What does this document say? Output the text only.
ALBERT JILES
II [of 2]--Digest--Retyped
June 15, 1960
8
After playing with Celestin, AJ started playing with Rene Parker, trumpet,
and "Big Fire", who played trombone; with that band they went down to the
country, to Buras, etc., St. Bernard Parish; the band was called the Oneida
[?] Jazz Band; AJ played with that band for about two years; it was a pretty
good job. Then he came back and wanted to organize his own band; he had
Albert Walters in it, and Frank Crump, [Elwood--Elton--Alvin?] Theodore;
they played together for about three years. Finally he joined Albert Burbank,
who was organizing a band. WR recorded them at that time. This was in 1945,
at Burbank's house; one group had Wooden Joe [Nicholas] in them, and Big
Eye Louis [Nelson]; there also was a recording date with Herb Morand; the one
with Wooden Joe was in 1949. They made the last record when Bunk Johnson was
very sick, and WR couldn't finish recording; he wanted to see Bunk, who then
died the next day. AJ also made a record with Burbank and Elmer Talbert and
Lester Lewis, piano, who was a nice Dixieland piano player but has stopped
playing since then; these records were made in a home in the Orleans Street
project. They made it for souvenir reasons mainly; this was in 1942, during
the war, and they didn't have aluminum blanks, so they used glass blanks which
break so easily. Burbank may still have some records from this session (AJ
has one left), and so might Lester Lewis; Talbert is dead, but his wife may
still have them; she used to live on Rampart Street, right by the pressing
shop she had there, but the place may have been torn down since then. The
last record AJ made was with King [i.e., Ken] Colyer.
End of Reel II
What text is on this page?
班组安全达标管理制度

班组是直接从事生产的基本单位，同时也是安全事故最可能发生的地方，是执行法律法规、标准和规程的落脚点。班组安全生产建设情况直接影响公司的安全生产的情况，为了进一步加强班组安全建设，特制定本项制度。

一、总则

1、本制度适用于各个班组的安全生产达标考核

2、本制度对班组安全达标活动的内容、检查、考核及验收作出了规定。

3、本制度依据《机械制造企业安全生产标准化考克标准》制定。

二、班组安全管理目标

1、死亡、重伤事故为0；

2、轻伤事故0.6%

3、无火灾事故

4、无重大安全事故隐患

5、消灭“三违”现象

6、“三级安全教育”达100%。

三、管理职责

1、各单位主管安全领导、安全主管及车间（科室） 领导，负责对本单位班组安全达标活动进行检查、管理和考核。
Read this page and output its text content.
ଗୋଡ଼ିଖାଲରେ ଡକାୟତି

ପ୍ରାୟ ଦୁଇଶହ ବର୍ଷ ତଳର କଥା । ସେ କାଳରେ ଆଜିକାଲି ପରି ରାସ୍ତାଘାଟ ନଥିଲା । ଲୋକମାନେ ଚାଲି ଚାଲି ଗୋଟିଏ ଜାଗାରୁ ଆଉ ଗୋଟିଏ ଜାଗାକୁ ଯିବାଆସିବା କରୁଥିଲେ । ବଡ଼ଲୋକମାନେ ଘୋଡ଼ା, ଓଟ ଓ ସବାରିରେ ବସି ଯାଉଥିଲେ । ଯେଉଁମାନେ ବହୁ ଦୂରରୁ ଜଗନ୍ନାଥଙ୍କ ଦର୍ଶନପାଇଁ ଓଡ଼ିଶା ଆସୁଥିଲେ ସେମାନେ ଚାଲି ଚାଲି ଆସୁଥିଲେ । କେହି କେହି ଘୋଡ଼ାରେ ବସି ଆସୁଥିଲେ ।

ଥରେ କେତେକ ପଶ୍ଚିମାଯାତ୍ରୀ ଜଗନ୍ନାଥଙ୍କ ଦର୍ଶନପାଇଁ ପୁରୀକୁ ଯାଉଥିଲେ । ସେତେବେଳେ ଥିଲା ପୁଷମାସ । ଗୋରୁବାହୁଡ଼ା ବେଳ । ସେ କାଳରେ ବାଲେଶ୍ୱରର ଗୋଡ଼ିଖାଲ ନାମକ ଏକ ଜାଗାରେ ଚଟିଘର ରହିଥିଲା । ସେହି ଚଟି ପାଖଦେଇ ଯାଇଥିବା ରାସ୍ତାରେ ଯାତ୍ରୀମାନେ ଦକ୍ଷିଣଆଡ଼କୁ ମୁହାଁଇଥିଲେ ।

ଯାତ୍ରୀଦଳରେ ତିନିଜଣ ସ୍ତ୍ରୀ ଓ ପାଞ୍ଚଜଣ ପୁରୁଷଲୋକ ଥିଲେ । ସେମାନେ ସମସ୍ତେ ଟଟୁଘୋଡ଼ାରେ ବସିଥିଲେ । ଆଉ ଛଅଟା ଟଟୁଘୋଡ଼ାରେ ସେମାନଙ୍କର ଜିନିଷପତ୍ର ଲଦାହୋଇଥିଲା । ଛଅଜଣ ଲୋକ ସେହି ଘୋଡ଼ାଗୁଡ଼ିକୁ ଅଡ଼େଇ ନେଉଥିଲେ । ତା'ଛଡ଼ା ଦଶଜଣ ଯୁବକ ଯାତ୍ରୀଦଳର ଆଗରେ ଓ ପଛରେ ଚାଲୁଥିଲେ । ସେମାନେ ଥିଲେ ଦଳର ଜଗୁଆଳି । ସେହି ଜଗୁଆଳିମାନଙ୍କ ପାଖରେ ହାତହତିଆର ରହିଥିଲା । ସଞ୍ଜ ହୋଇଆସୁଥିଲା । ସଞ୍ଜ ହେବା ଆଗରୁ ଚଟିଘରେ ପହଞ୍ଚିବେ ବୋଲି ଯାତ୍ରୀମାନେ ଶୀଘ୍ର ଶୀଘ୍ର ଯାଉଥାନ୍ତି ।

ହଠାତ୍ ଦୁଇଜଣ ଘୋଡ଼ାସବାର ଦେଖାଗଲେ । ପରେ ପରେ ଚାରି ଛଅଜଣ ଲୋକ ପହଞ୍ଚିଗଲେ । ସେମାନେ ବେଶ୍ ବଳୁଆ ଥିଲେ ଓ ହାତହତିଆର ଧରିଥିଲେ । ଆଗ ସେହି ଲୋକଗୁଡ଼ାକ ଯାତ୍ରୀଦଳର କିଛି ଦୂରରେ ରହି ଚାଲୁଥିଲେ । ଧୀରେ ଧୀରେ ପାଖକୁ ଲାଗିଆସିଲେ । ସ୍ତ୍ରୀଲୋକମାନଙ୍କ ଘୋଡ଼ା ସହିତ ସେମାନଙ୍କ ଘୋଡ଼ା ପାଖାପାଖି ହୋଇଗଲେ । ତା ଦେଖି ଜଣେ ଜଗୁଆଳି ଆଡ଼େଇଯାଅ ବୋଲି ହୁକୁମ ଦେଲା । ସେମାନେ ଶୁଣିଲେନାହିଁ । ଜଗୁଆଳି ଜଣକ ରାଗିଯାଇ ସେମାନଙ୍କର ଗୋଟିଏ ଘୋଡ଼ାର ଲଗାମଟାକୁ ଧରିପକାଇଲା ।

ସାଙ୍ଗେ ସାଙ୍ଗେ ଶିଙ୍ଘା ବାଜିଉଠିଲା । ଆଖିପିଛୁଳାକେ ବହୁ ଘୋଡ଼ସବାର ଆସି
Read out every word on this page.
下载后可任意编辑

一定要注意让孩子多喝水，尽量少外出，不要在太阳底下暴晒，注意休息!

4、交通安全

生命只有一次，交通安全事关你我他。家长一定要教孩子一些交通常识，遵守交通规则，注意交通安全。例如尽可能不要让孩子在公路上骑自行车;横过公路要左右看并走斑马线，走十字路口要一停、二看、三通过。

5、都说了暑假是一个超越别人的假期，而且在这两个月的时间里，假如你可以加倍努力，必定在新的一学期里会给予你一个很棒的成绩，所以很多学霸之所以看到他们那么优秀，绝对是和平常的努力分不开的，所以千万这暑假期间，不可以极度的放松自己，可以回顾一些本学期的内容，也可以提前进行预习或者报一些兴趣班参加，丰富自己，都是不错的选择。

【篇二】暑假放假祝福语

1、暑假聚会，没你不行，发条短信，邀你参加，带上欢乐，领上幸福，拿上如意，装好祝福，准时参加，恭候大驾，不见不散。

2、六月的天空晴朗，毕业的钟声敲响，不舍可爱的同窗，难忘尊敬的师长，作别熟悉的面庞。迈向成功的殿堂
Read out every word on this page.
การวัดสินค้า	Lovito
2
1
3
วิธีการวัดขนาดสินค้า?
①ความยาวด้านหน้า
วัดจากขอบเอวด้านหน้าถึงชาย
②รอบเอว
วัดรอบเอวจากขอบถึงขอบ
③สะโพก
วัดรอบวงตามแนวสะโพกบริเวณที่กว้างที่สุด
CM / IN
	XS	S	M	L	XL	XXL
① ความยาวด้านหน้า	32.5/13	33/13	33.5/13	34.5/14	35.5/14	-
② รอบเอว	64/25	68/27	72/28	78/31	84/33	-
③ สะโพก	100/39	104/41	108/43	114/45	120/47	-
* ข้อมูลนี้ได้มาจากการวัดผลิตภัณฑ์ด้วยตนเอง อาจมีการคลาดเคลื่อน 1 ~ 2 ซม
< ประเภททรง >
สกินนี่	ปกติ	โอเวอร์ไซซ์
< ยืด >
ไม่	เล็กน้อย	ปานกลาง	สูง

— WHAT THE EXERCISE ASKS —
Filter the entries and copy out every line with the word "Talbert".

— FINAL ANSWER —
died the next day. AJ also made a record with Burbank and Elmer Talbert and
has one left), and so might Lester Lewis; Talbert is dead, but his wife may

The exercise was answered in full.